> _GIVEN PROBLEM_
Rewrite the records as a numbered list, starting with the line that contains "Enumerate the UI" and going on through the line that contains "List UI elements". Skip blank lines and leave the pictures out.

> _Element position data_
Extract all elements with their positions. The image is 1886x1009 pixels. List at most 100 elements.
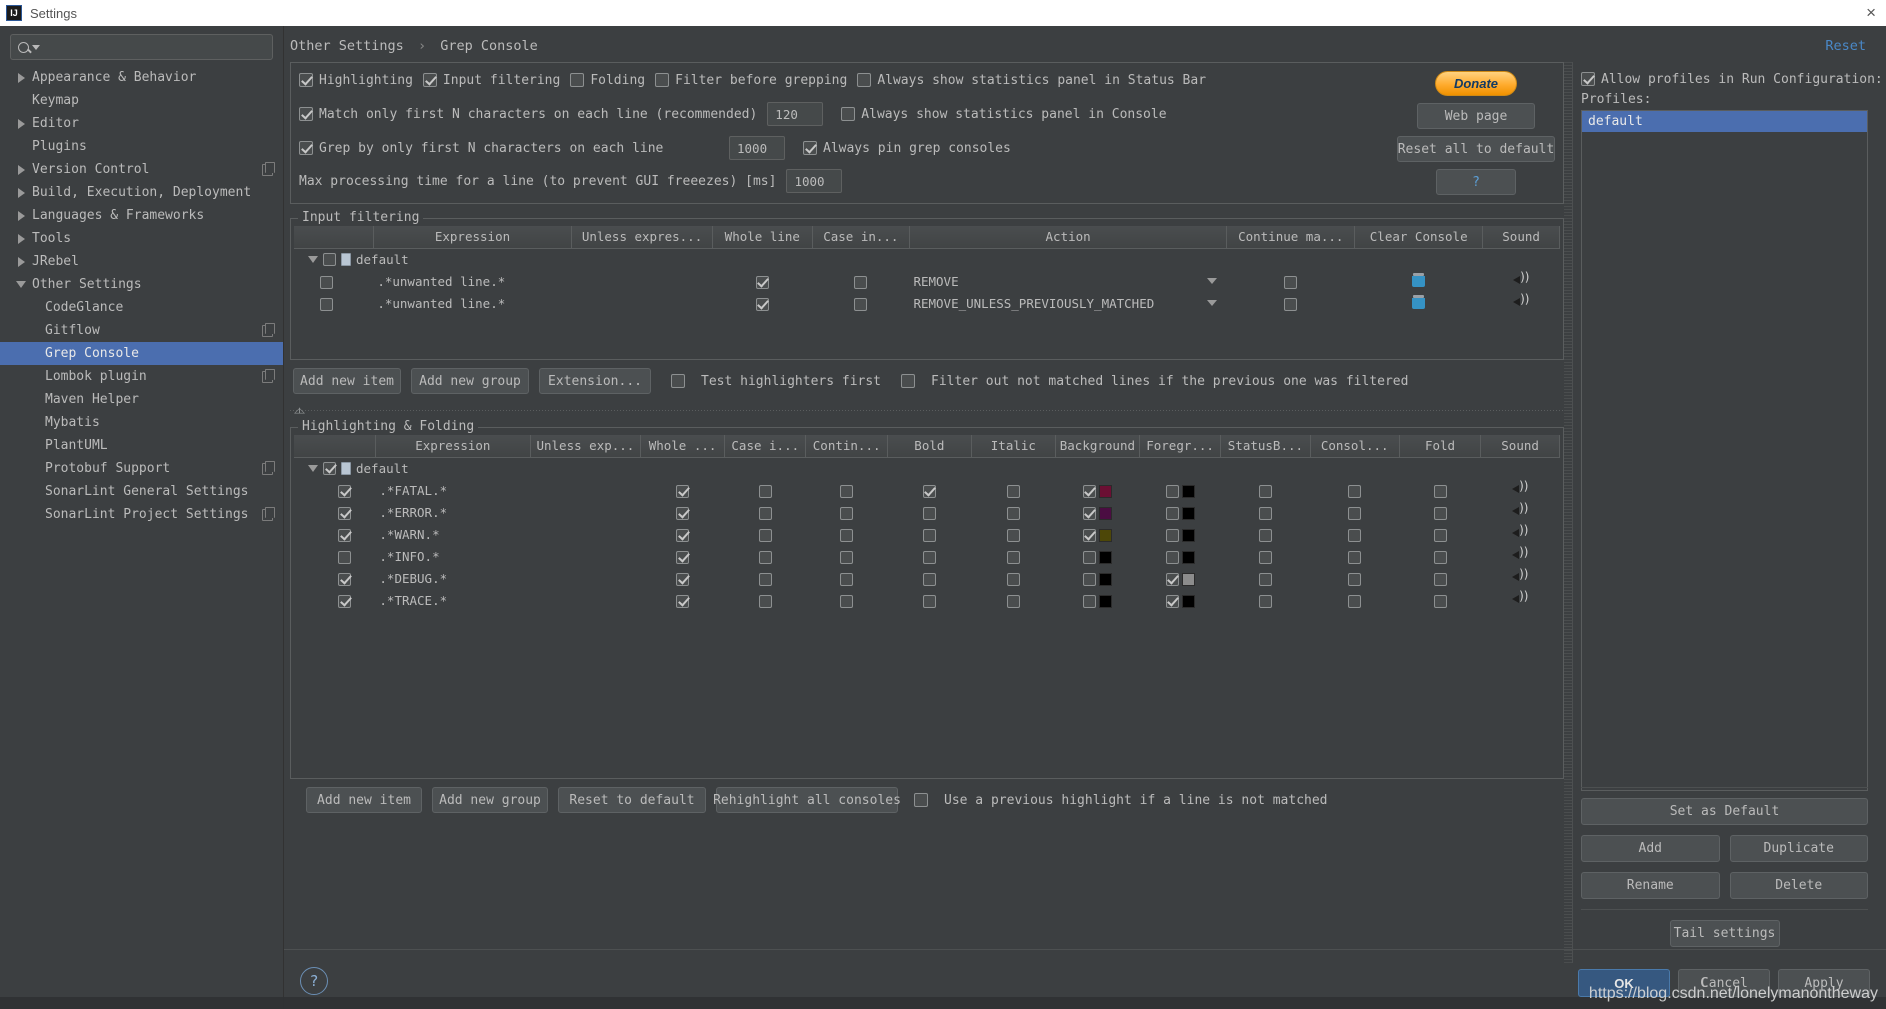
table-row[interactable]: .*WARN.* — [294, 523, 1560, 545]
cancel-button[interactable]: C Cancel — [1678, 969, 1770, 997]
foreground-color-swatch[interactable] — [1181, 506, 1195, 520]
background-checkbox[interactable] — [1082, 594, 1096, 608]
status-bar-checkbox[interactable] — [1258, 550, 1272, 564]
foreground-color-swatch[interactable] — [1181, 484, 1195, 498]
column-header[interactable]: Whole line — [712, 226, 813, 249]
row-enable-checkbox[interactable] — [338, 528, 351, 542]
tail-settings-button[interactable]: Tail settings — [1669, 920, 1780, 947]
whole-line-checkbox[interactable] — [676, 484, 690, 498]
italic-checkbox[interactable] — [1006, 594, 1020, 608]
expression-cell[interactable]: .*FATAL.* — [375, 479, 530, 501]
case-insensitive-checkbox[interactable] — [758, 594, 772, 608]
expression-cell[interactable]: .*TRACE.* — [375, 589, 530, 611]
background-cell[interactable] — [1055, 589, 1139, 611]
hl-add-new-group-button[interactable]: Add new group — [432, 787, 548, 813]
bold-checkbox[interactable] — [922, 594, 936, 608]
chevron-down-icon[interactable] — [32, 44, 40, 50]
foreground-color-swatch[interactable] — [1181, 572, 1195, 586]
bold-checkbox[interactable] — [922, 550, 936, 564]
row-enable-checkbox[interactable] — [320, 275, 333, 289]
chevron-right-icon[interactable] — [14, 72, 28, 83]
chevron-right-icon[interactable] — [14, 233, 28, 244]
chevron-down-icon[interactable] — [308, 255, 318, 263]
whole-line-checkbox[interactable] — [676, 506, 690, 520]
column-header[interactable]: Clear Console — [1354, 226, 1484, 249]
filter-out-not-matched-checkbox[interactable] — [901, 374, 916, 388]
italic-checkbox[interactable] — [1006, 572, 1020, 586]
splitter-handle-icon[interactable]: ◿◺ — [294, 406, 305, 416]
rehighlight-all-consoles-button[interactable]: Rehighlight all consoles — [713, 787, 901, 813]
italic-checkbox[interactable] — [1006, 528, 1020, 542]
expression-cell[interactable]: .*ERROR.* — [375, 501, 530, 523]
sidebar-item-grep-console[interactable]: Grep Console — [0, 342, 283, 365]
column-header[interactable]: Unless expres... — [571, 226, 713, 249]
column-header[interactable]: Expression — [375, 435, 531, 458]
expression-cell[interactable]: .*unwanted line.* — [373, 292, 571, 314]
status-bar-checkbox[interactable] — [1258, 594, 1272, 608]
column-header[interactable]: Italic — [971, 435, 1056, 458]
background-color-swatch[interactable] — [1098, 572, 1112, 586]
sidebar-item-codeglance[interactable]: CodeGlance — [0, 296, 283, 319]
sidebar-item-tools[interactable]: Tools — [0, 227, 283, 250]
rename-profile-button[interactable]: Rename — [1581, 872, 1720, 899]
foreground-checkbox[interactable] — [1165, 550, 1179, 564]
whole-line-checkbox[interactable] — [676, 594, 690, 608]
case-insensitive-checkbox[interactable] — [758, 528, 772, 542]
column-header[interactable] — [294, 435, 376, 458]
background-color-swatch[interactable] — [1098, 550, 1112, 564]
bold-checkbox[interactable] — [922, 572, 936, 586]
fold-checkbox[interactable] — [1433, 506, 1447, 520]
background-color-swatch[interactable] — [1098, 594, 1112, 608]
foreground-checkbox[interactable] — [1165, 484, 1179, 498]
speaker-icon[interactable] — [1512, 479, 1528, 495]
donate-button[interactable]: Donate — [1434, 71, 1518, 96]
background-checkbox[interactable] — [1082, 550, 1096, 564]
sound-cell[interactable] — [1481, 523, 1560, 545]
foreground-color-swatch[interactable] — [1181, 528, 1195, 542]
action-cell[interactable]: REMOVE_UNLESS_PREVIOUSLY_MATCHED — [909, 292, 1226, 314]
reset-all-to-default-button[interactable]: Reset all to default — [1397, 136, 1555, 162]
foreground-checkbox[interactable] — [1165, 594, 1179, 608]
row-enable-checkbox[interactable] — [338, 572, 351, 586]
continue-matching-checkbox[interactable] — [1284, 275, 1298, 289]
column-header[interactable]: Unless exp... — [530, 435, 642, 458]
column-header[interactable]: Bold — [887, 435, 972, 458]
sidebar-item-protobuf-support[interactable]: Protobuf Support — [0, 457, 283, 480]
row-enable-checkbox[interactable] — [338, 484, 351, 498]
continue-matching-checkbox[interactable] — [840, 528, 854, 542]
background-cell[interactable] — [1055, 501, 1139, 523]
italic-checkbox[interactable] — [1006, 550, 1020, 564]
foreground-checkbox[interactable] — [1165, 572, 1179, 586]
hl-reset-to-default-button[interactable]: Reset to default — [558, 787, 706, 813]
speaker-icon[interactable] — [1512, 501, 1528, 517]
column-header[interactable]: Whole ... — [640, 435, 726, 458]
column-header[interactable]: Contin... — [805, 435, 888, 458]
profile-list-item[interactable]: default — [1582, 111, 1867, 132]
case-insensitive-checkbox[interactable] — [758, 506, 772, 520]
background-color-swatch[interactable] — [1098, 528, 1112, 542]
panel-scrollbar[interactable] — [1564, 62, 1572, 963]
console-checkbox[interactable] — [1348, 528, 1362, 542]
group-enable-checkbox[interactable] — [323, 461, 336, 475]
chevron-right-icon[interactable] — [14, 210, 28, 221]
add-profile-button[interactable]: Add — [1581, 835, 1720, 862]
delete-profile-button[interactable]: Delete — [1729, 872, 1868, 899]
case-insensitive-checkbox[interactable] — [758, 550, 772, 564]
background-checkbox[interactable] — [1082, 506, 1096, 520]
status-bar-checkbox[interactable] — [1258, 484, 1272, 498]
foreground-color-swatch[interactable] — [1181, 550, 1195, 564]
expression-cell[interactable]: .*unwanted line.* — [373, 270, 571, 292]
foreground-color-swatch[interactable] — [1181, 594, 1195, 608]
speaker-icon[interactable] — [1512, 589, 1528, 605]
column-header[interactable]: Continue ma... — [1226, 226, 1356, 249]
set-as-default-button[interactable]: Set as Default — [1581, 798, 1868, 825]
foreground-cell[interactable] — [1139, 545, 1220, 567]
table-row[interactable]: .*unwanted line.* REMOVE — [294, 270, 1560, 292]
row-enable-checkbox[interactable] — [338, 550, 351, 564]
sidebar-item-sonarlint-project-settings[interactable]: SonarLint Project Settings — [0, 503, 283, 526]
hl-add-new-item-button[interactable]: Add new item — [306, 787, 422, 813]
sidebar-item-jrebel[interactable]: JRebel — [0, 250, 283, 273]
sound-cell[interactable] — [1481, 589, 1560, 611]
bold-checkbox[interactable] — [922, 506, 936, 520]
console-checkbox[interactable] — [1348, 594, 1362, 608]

--

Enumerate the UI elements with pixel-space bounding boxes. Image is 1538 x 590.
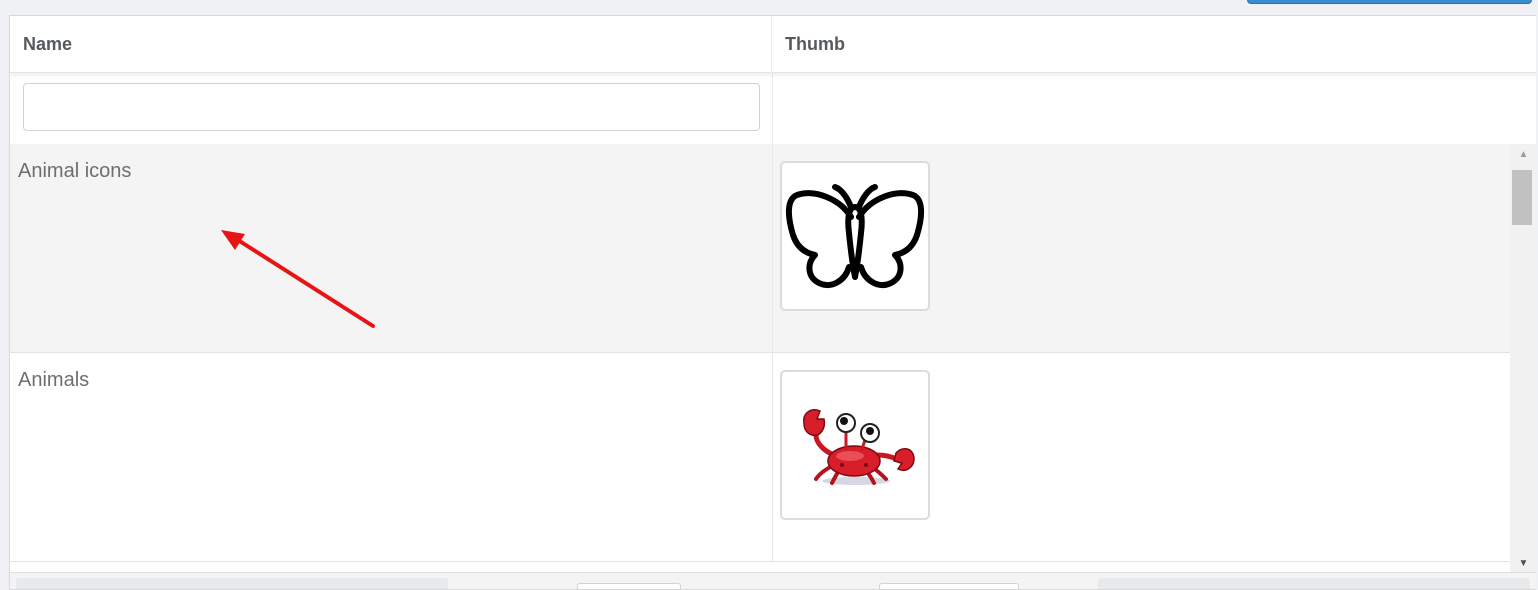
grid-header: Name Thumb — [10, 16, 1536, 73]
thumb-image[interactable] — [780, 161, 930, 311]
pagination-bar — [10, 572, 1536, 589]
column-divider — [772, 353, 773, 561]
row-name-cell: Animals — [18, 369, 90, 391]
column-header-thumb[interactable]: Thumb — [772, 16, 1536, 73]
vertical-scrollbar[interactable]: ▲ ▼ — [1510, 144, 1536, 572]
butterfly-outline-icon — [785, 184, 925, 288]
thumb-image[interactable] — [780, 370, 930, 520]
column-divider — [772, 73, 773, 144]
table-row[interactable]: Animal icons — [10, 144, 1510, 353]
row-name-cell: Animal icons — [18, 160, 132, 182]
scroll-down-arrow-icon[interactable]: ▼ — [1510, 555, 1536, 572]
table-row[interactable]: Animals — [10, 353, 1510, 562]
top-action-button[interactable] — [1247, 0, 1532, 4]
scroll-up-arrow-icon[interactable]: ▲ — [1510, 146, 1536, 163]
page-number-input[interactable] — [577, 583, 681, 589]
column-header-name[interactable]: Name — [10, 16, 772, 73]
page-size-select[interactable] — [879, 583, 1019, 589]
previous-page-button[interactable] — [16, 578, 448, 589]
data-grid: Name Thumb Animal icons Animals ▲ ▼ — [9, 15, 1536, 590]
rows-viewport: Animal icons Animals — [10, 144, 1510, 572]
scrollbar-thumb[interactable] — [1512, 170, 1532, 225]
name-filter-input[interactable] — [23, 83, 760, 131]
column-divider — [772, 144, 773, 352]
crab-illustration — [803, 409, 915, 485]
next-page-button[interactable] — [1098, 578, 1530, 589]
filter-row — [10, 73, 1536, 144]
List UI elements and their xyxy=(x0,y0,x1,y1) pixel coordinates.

---

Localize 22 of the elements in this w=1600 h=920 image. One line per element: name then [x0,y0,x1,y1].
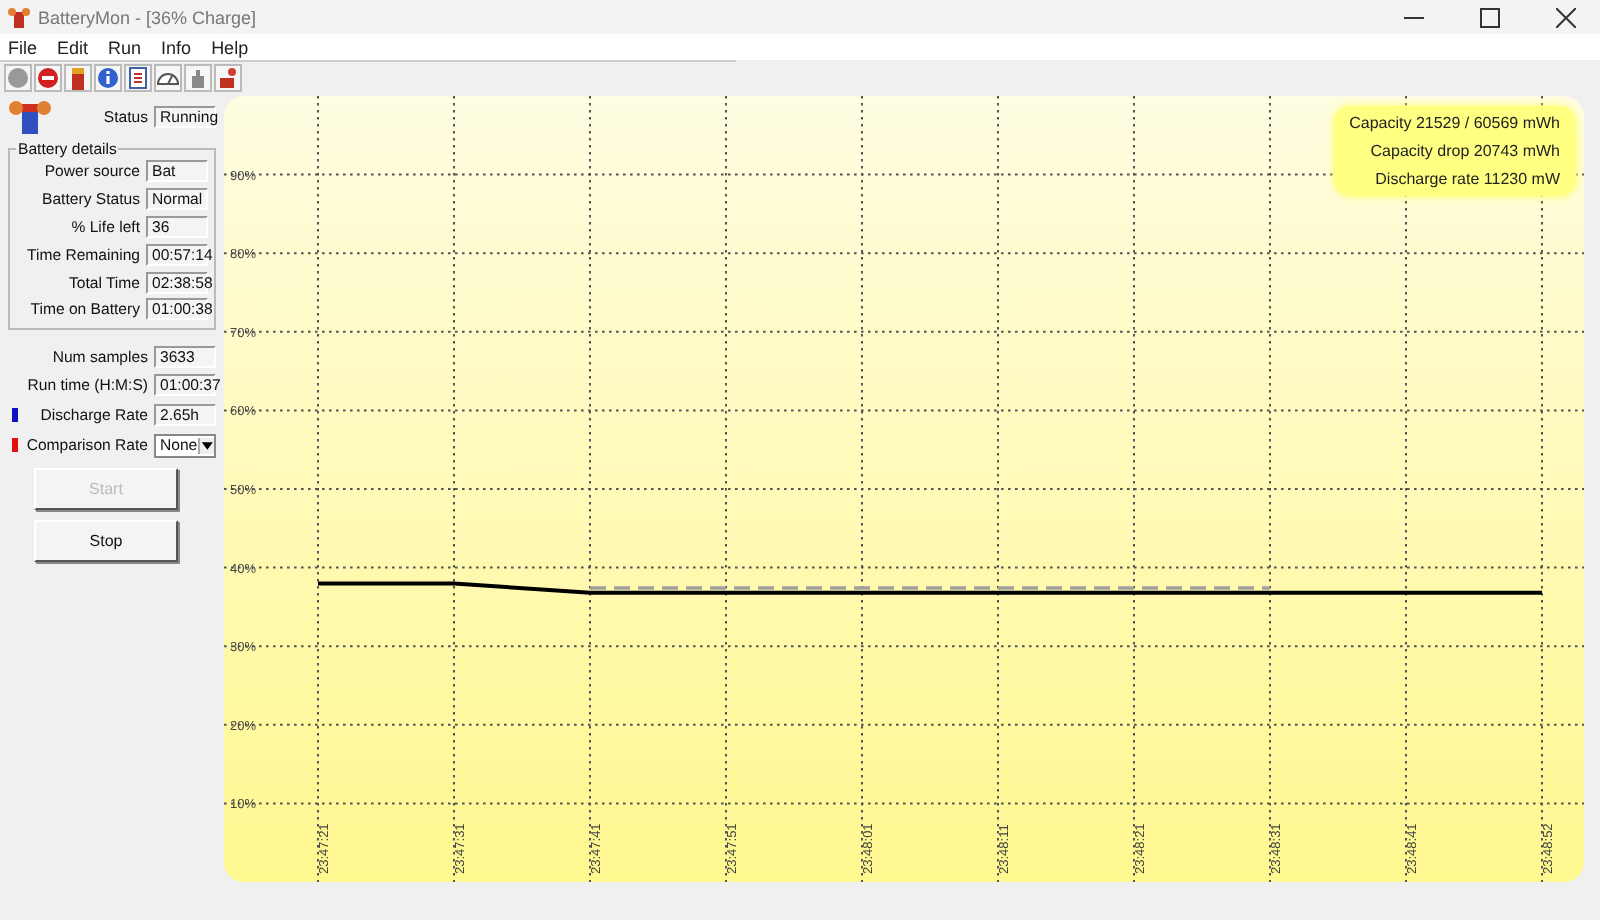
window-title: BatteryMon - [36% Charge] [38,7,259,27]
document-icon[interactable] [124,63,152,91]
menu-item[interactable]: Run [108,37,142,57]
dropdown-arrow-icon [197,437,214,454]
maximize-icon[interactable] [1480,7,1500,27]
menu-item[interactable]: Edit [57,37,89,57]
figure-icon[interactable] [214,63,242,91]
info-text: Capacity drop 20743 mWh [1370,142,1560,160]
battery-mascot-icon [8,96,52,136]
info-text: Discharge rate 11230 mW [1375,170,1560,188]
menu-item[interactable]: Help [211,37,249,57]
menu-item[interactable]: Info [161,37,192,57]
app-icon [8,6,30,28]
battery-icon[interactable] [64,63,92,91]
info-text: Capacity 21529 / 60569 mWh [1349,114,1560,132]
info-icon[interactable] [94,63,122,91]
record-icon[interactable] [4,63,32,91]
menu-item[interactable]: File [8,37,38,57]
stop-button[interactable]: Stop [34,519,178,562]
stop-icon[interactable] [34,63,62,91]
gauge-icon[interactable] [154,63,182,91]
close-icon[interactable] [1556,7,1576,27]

> _WORKED SOLUTION_
1. Enumerate the UI elements with pixel-space bounding boxes. Image is 1538 x 590.
2. grid-header: Name Thumb — [10, 16, 1536, 73]
3. thumb-image[interactable] — [780, 161, 930, 311]
4. pagination-bar — [10, 572, 1536, 589]
5. column-divider — [772, 353, 773, 561]
6. row-name-cell: Animals — [18, 369, 90, 391]
7. column-header-thumb[interactable]: Thumb — [772, 16, 1536, 73]
8. vertical-scrollbar[interactable]: ▲ ▼ — [1510, 144, 1536, 572]
9. butterfly-outline-icon — [785, 184, 925, 288]
10. thumb-image[interactable] — [780, 370, 930, 520]
11. column-divider — [772, 73, 773, 144]
12. table-row[interactable]: Animal icons — [10, 144, 1510, 353]
13. row-name-cell: Animal icons — [18, 160, 132, 182]
14. scroll-down-arrow-icon[interactable]: ▼ — [1510, 555, 1536, 572]
15. table-row[interactable]: Animals — [10, 353, 1510, 562]
16. top-action-button[interactable] — [1247, 0, 1532, 4]
17. scroll-up-arrow-icon[interactable]: ▲ — [1510, 146, 1536, 163]
18. page-number-input[interactable] — [577, 583, 681, 589]
19. column-header-name[interactable]: Name — [10, 16, 772, 73]
20. page-size-select[interactable] — [879, 583, 1019, 589]
21. previous-page-button[interactable] — [16, 578, 448, 589]
22. data-grid: Name Thumb Animal icons Animals ▲ ▼ — [9, 15, 1536, 590]
23. rows-viewport: Animal icons Animals — [10, 144, 1510, 572]
24. scrollbar-thumb[interactable] — [1512, 170, 1532, 225]
25. name-filter-input[interactable] — [23, 83, 760, 131]
26. column-divider — [772, 144, 773, 352]
27. crab-illustration — [803, 409, 915, 485]
28. next-page-button[interactable] — [1098, 578, 1530, 589]
29. filter-row — [10, 73, 1536, 144]
30. List UI elements and their xyxy=(x0,y0,x1,y1) pixel coordinates.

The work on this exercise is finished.